**EXERCISE OBJECTIVE:**
Filter this data down to the lines that hold "above", and copy them.

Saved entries
★ ★ ★ ★ ★ ★ ★

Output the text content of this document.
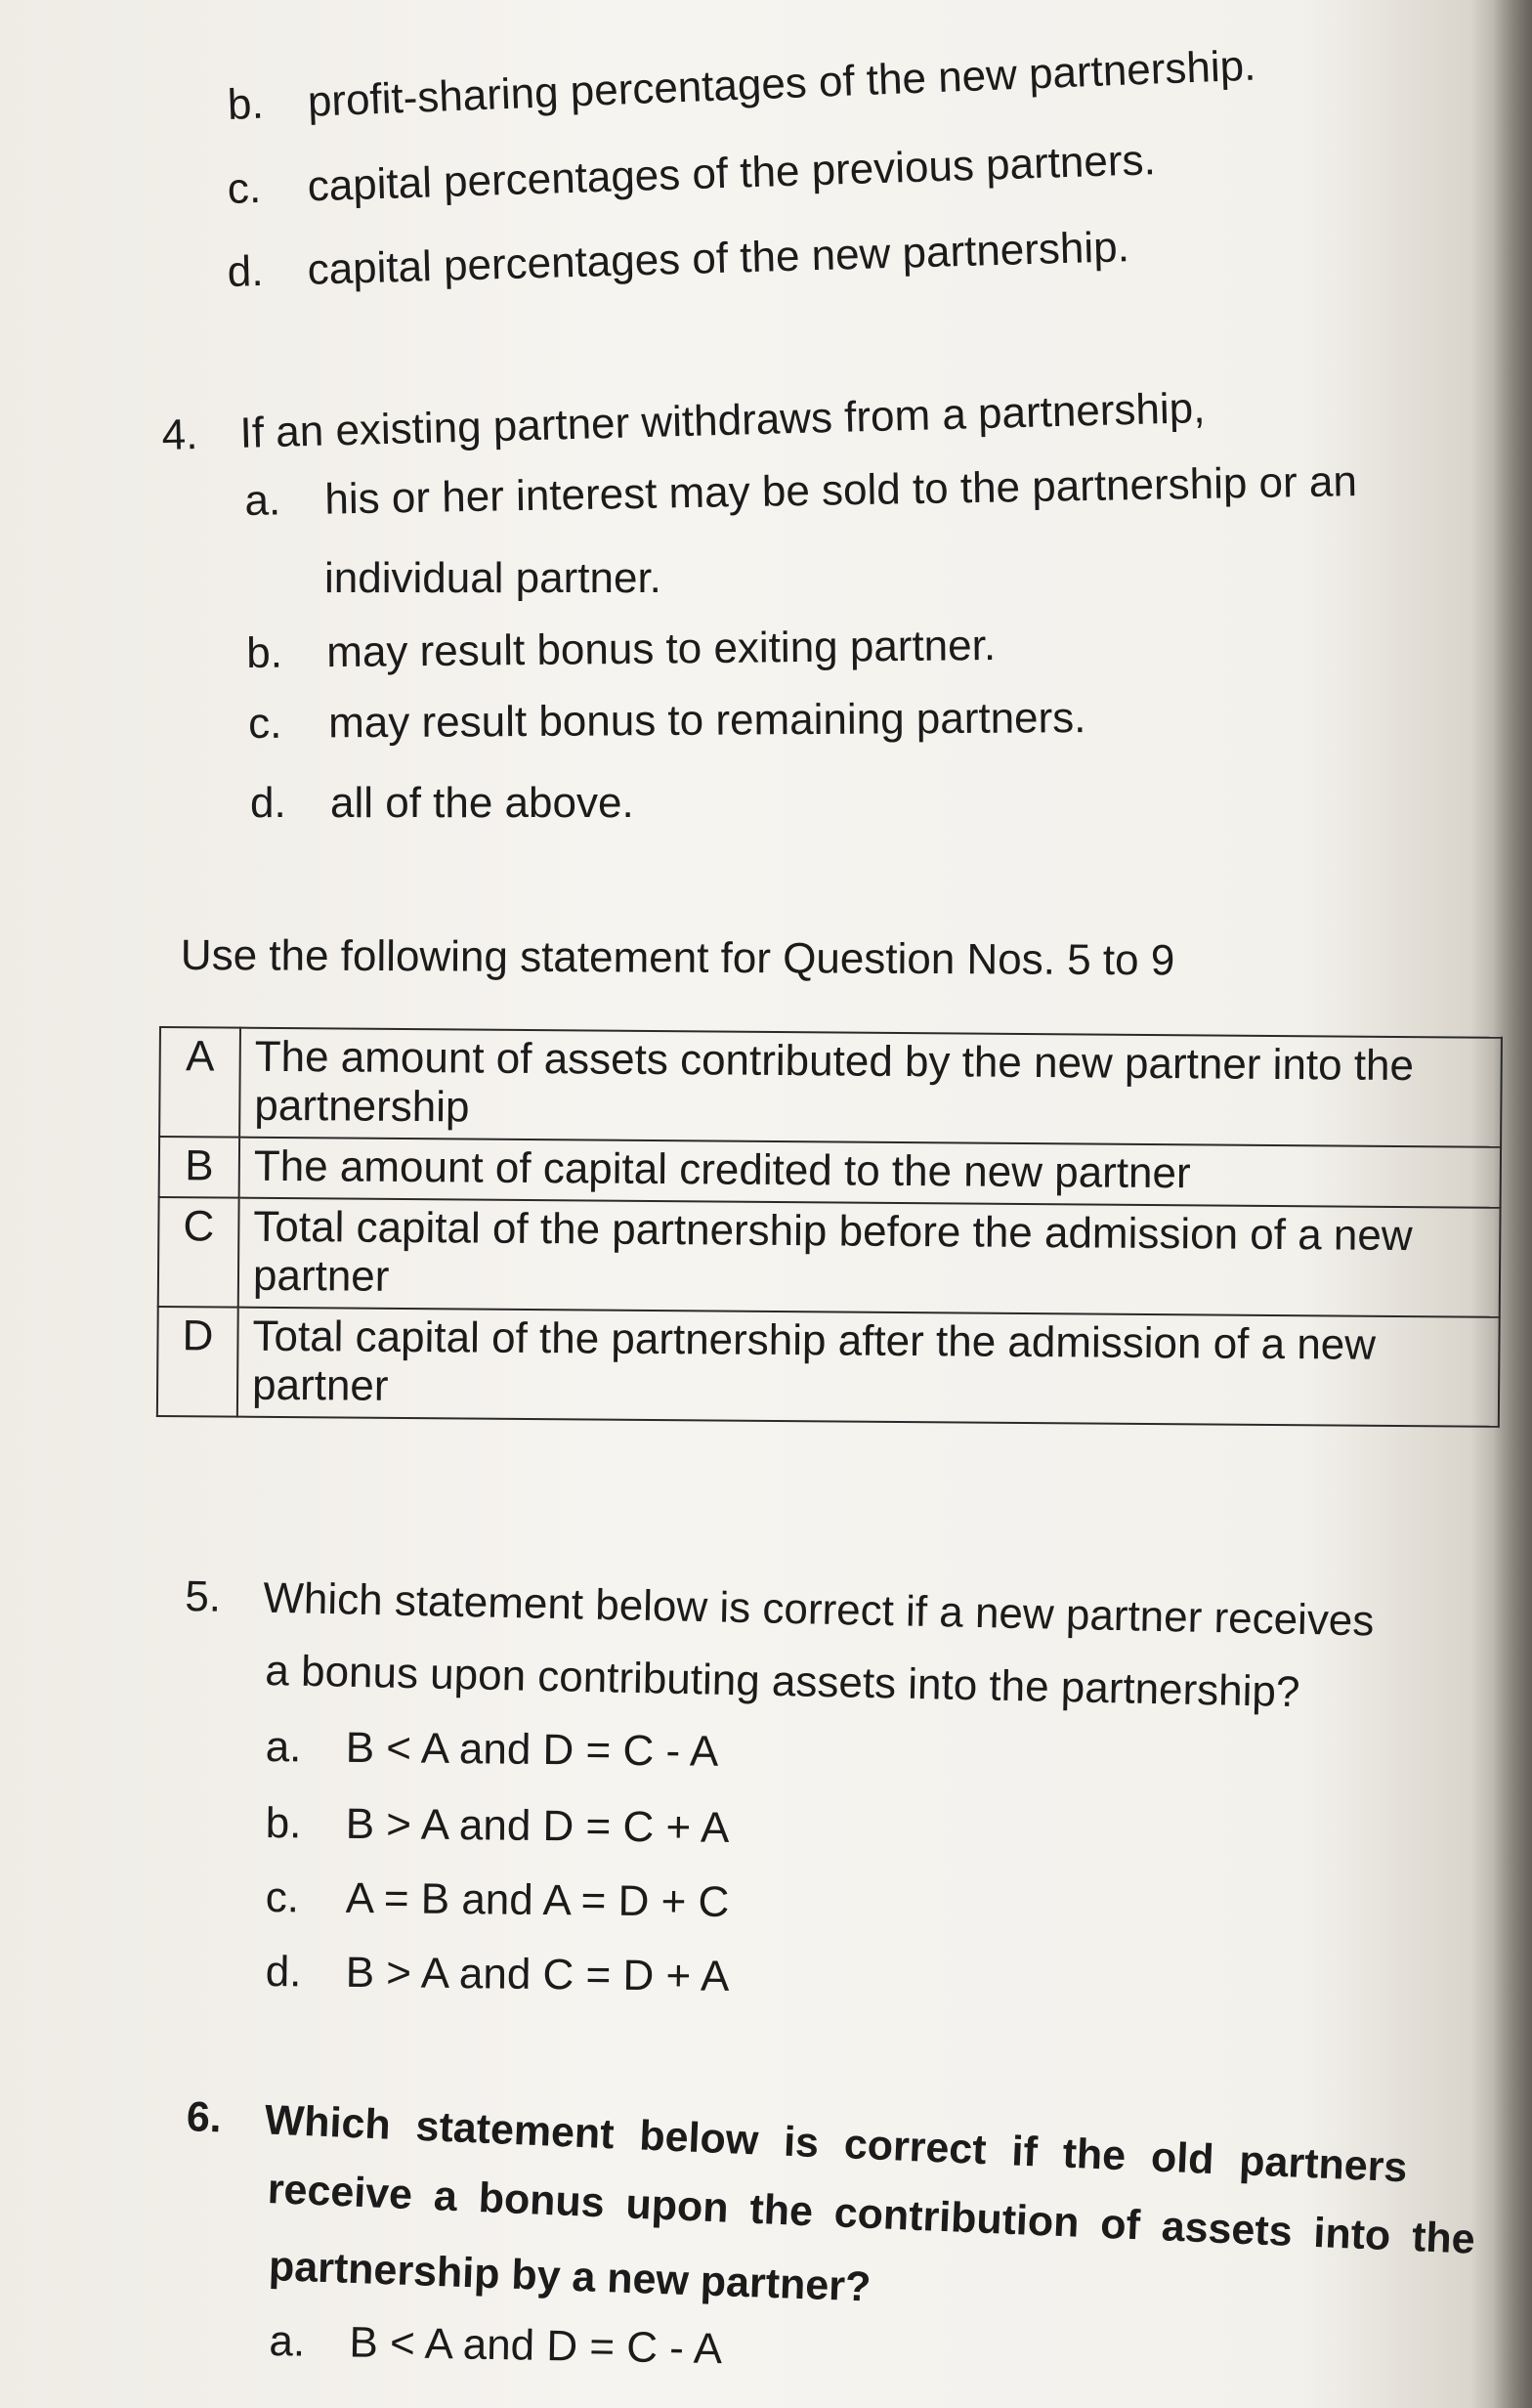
b. profit-sharing percentages of the new partnership.
c. capital percentages of the previous partners.
d. capital percentages of the new partnership.
4. If an existing partner withdraws from a partnership,
a. his or her interest may be sold to the partnership or an
individual partner.
b. may result bonus to exiting partner.
c. may result bonus to remaining partners.
d. all of the above.
Use the following statement for Question Nos. 5 to 9
A	The amount of assets contributed by the new partner into the partnership
B	The amount of capital credited to the new partner
C	Total capital of the partnership before the admission of a new partner
D	Total capital of the partnership after the admission of a new partner
5. Which statement below is correct if a new partner receives
a bonus upon contributing assets into the partnership?
a. B < A and D = C - A
b. B > A and D = C + A
c. A = B and A = D + C
d. B > A and C = D + A
6. Which statement below is correct if the old partners
receive a bonus upon the contribution of assets into the
partnership by a new partner?
a. B < A and D = C - A
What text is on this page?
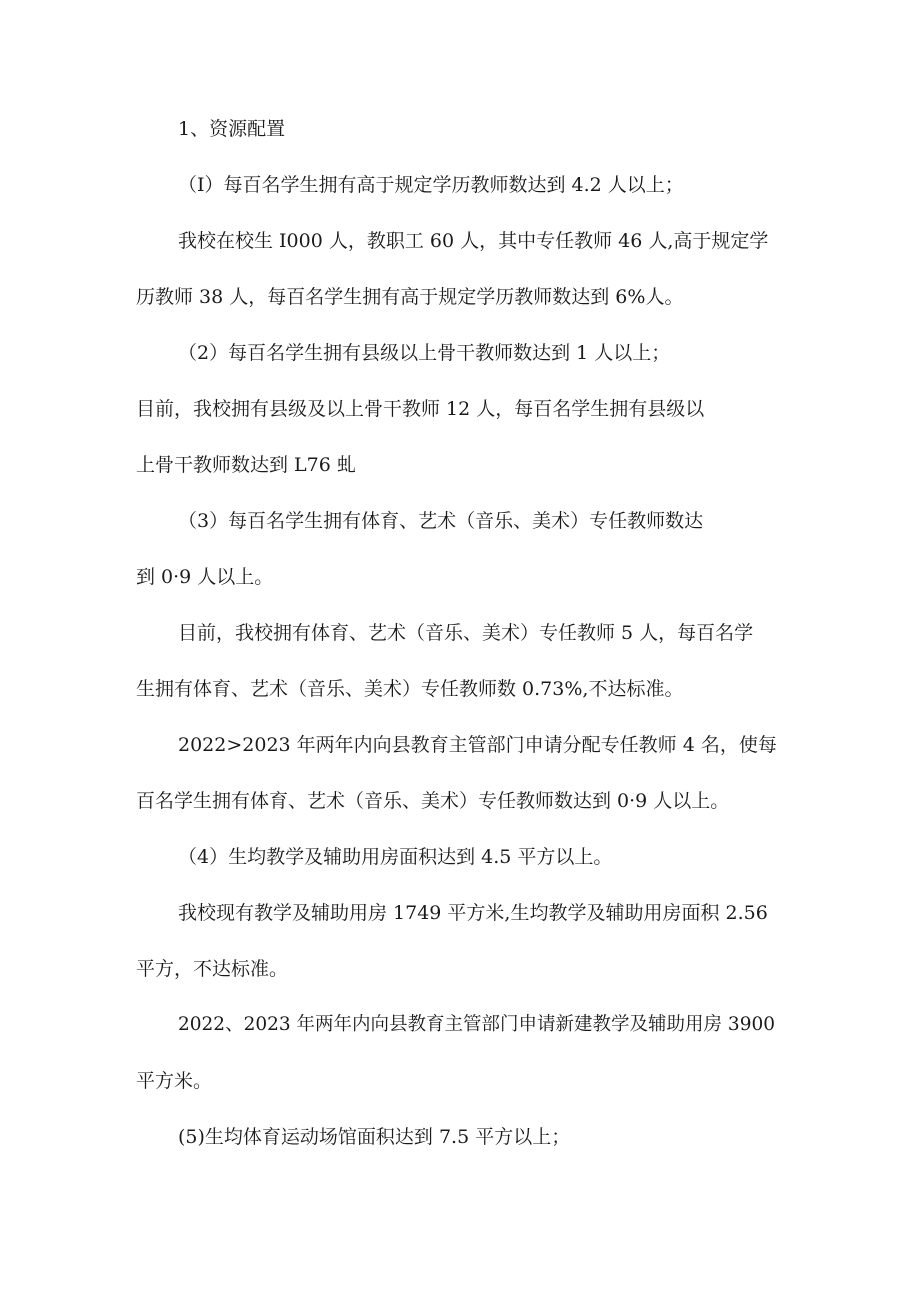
1、资源配置
（I）每百名学生拥有高于规定学历教师数达到 4.2 人以上；
我校在校生 I000 人，教职工 60 人，其中专任教师 46 人,高于规定学
历教师 38 人，每百名学生拥有高于规定学历教师数达到 6%人。
（2）每百名学生拥有县级以上骨干教师数达到 1 人以上；
目前，我校拥有县级及以上骨干教师 12 人，每百名学生拥有县级以
上骨干教师数达到 L76 虬
（3）每百名学生拥有体育、艺术（音乐、美术）专任教师数达
到 0·9 人以上。
目前，我校拥有体育、艺术（音乐、美术）专任教师 5 人，每百名学
生拥有体育、艺术（音乐、美术）专任教师数 0.73%,不达标准。
2022>2023 年两年内向县教育主管部门申请分配专任教师 4 名，使每
百名学生拥有体育、艺术（音乐、美术）专任教师数达到 0·9 人以上。
（4）生均教学及辅助用房面积达到 4.5 平方以上。
我校现有教学及辅助用房 1749 平方米,生均教学及辅助用房面积 2.56
平方，不达标准。
2022、2023 年两年内向县教育主管部门申请新建教学及辅助用房 3900
平方米。
(5)生均体育运动场馆面积达到 7.5 平方以上；
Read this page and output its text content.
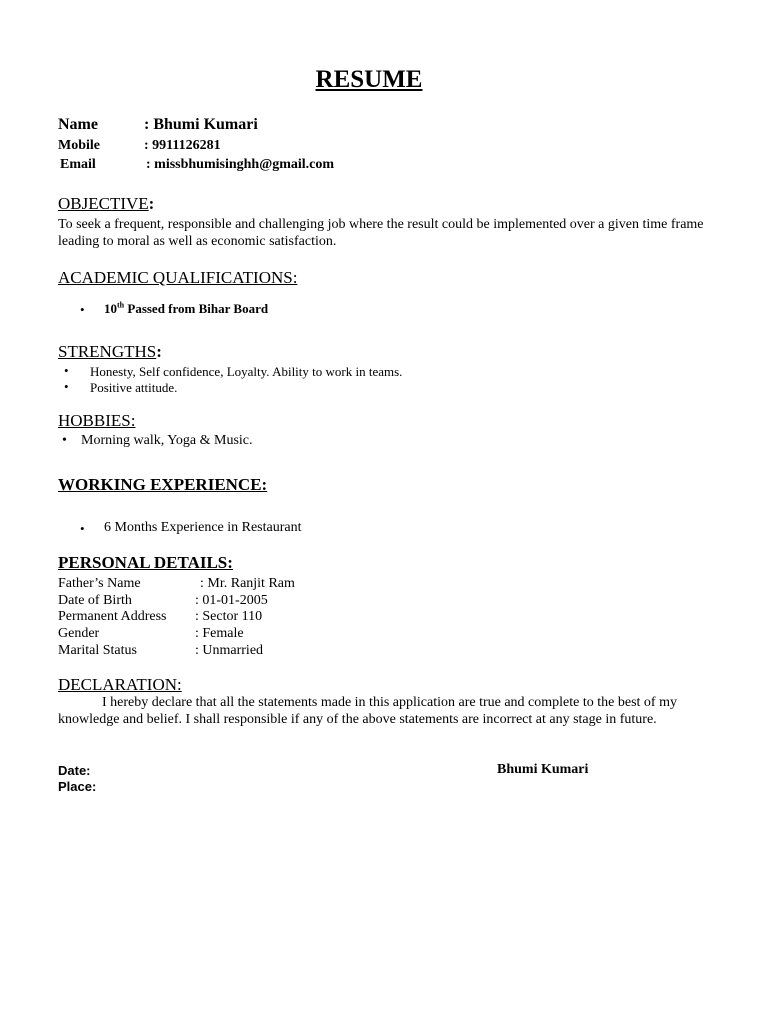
RESUME
Name	: Bhumi Kumari
Mobile	: 9911126281
Email	: missbhumisinghh@gmail.com
OBJECTIVE:
To seek a frequent, responsible and challenging job where the result could be implemented over a given time frame leading to moral as well as economic satisfaction.
ACADEMIC QUALIFICATIONS:
• 10th Passed from Bihar Board
STRENGTHS:
• Honesty, Self confidence, Loyalty. Ability to work in teams.
• Positive attitude.
HOBBIES:
• Morning walk, Yoga & Music.
WORKING EXPERIENCE:
• 6 Months Experience in Restaurant
PERSONAL DETAILS:
Father’s Name	: Mr. Ranjit Ram
Date of Birth	: 01-01-2005
Permanent Address : Sector 110
Gender	: Female
Marital Status	: Unmarried
DECLARATION:
I hereby declare that all the statements made in this application are true and complete to the best of my knowledge and belief. I shall responsible if any of the above statements are incorrect at any stage in future.
Date:
Place:
Bhumi Kumari
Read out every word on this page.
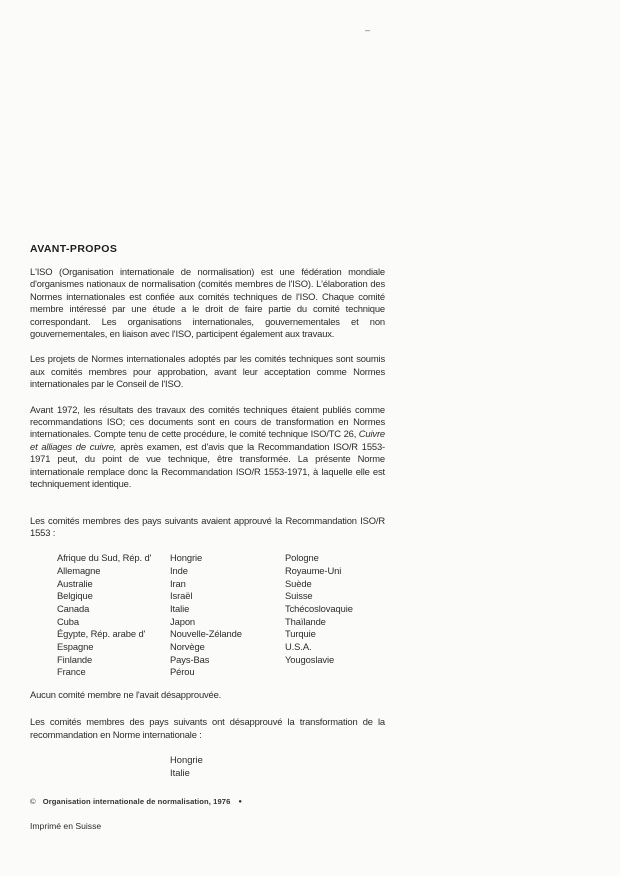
–
AVANT-PROPOS

L'ISO (Organisation internationale de normalisation) est une fédération mondiale d'organismes nationaux de normalisation (comités membres de l'ISO). L'élaboration des Normes internationales est confiée aux comités techniques de l'ISO. Chaque comité membre intéressé par une étude a le droit de faire partie du comité technique correspondant. Les organisations internationales, gouvernementales et non gouvernementales, en liaison avec l'ISO, participent également aux travaux.

Les projets de Normes internationales adoptés par les comités techniques sont soumis aux comités membres pour approbation, avant leur acceptation comme Normes internationales par le Conseil de l'ISO.

Avant 1972, les résultats des travaux des comités techniques étaient publiés comme recommandations ISO; ces documents sont en cours de transformation en Normes internationales. Compte tenu de cette procédure, le comité technique ISO/TC 26, Cuivre et alliages de cuivre, après examen, est d'avis que la Recommandation ISO/R 1553-1971 peut, du point de vue technique, être transformée. La présente Norme internationale remplace donc la Recommandation ISO/R 1553-1971, à laquelle elle est techniquement identique.

Les comités membres des pays suivants avaient approuvé la Recommandation ISO/R 1553 :

Afrique du Sud, Rép. d'
Allemagne
Australie
Belgique
Canada
Cuba
Égypte, Rép. arabe d'
Espagne
Finlande
France
Hongrie
Inde
Iran
Israël
Italie
Japon
Nouvelle-Zélande
Norvège
Pays-Bas
Pérou
Pologne
Royaume-Uni
Suède
Suisse
Tchécoslovaquie
Thaïlande
Turquie
U.S.A.
Yougoslavie

Aucun comité membre ne l'avait désapprouvée.

Les comités membres des pays suivants ont désapprouvé la transformation de la recommandation en Norme internationale :

Hongrie
Italie
© Organisation internationale de normalisation, 1976 ●
Imprimé en Suisse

★ ★ ★ ★ ★ ★ ★

**EXERCISE SOLUTION:**
d. all of the above.
I hereby declare that all the statements made in this application are true and complete to the best of my knowledge and belief. I shall responsible if any of the above statements are incorrect at any stage in future.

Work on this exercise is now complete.